- _WHAT THE TASK ASKS_
Any pictures in the records below should be skipped; write out everything else exactly.

>> begin DATA ENTRIES

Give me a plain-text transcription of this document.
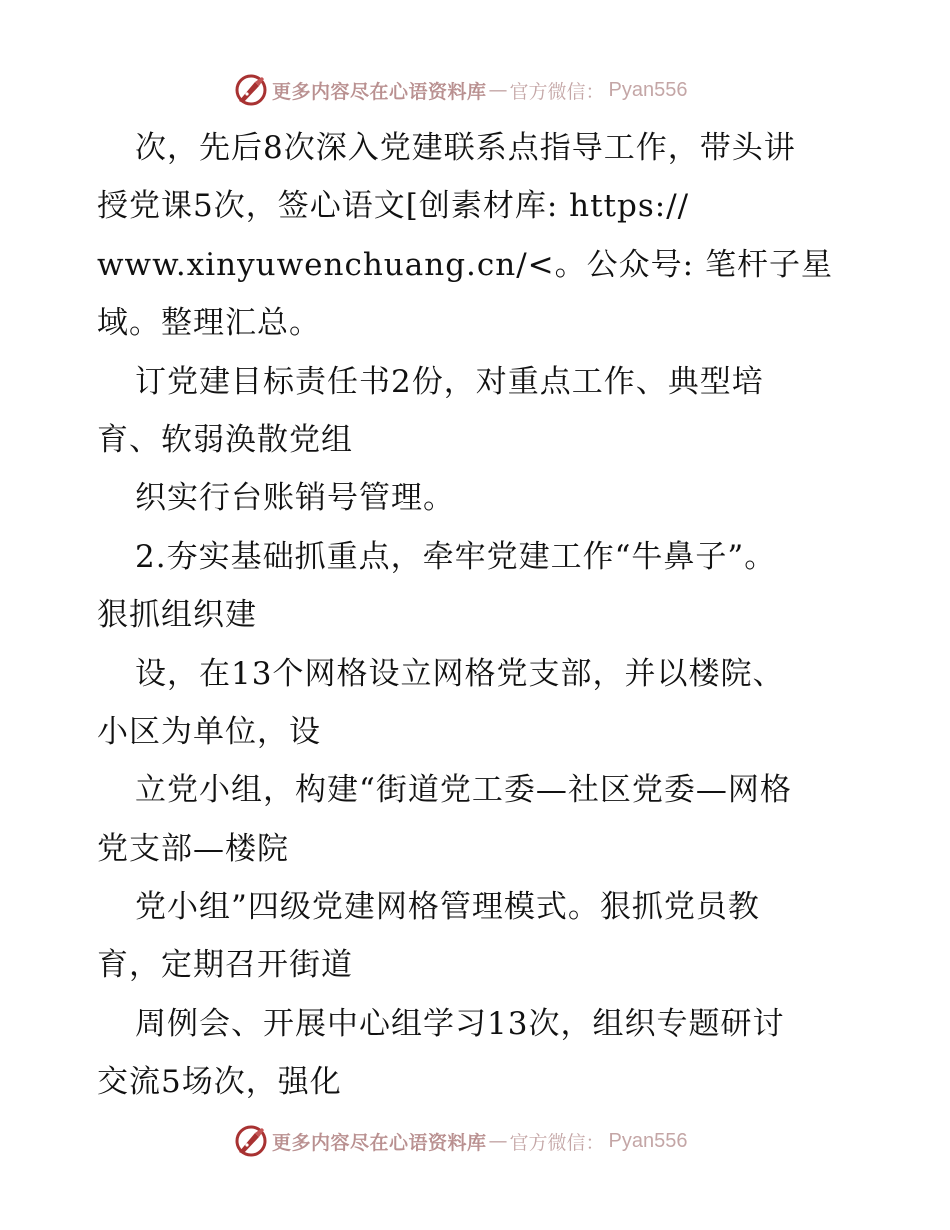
更多内容尽在心语资料库 — 官方微信： Pyan556
次，先后8次深入党建联系点指导工作，带头讲
授党课5次，签心语文[创素材库: https://
www.xinyuwenchuang.cn/<。公众号: 笔杆子星
域。整理汇总。
订党建目标责任书2份，对重点工作、典型培
育、软弱涣散党组
织实行台账销号管理。
2.夯实基础抓重点，牵牢党建工作“牛鼻子”。
狠抓组织建
设，在13个网格设立网格党支部，并以楼院、
小区为单位，设
立党小组，构建“街道党工委—社区党委—网格
党支部—楼院
党小组”四级党建网格管理模式。狠抓党员教
育，定期召开街道
周例会、开展中心组学习13次，组织专题研讨
交流5场次，强化
更多内容尽在心语资料库 — 官方微信： Pyan556
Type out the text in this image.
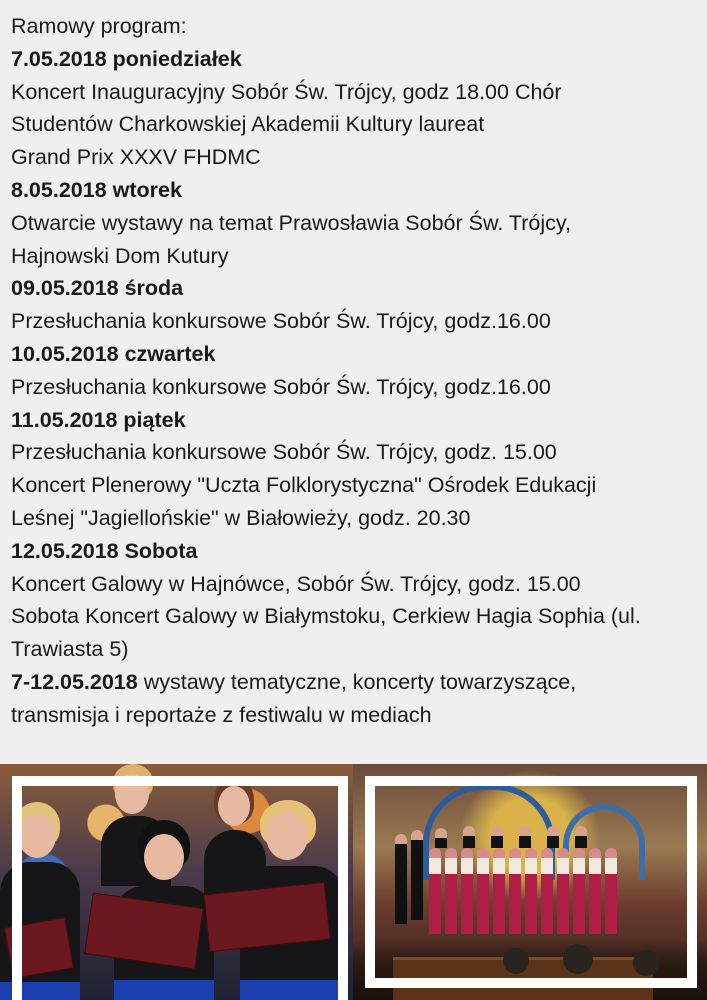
Ramowy program:

7.05.2018 poniedziałek

Koncert Inauguracyjny Sobór Św. Trójcy, godz 18.00 Chór

Studentów Charkowskiej Akademii Kultury laureat

Grand Prix XXXV FHDMC

8.05.2018 wtorek

Otwarcie wystawy na temat Prawosławia Sobór Św. Trójcy,

Hajnowski Dom Kutury

09.05.2018 środa

Przesłuchania konkursowe Sobór Św. Trójcy, godz.16.00

10.05.2018 czwartek

Przesłuchania konkursowe Sobór Św. Trójcy, godz.16.00

11.05.2018 piątek

Przesłuchania konkursowe Sobór Św. Trójcy, godz. 15.00

Koncert Plenerowy "Uczta Folklorystyczna" Ośrodek Edukacji

Leśnej "Jagiellońskie" w Białowieży, godz. 20.30

12.05.2018 Sobota

Koncert Galowy w Hajnówce, Sobór Św. Trójcy, godz. 15.00

Sobota Koncert Galowy w Białymstoku, Cerkiew Hagia Sophia (ul.

Trawiasta 5)

7-12.05.2018 wystawy tematyczne, koncerty towarzyszące,

transmisja i reportaże z festiwalu w mediach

>> end DATA ENTRIES

- _WORKED ANSWER_
Give me a plain-text transcription of this document.
更多内容尽在心语资料库 — 官方微信： Pyan556
次，先后8次深入党建联系点指导工作，带头讲
授党课5次，签心语文[创素材库: https://
www.xinyuwenchuang.cn/<。公众号: 笔杆子星
域。整理汇总。
订党建目标责任书2份，对重点工作、典型培
育、软弱涣散党组
织实行台账销号管理。
2.夯实基础抓重点，牵牢党建工作“牛鼻子”。
狠抓组织建
设，在13个网格设立网格党支部，并以楼院、
小区为单位，设
立党小组，构建“街道党工委—社区党委—网格
党支部—楼院
党小组”四级党建网格管理模式。狠抓党员教
育，定期召开街道
周例会、开展中心组学习13次，组织专题研讨
交流5场次，强化
更多内容尽在心语资料库 — 官方微信： Pyan556
Type out the text in this image.
Ramowy program:

7.05.2018 poniedziałek

Koncert Inauguracyjny Sobór Św. Trójcy, godz 18.00 Chór

Studentów Charkowskiej Akademii Kultury laureat

Grand Prix XXXV FHDMC

8.05.2018 wtorek

Otwarcie wystawy na temat Prawosławia Sobór Św. Trójcy,

Hajnowski Dom Kutury

09.05.2018 środa

Przesłuchania konkursowe Sobór Św. Trójcy, godz.16.00

10.05.2018 czwartek

Przesłuchania konkursowe Sobór Św. Trójcy, godz.16.00

11.05.2018 piątek

Przesłuchania konkursowe Sobór Św. Trójcy, godz. 15.00

Koncert Plenerowy "Uczta Folklorystyczna" Ośrodek Edukacji

Leśnej "Jagiellońskie" w Białowieży, godz. 20.30

12.05.2018 Sobota

Koncert Galowy w Hajnówce, Sobór Św. Trójcy, godz. 15.00

Sobota Koncert Galowy w Białymstoku, Cerkiew Hagia Sophia (ul.

Trawiasta 5)

7-12.05.2018 wystawy tematyczne, koncerty towarzyszące,

transmisja i reportaże z festiwalu w mediach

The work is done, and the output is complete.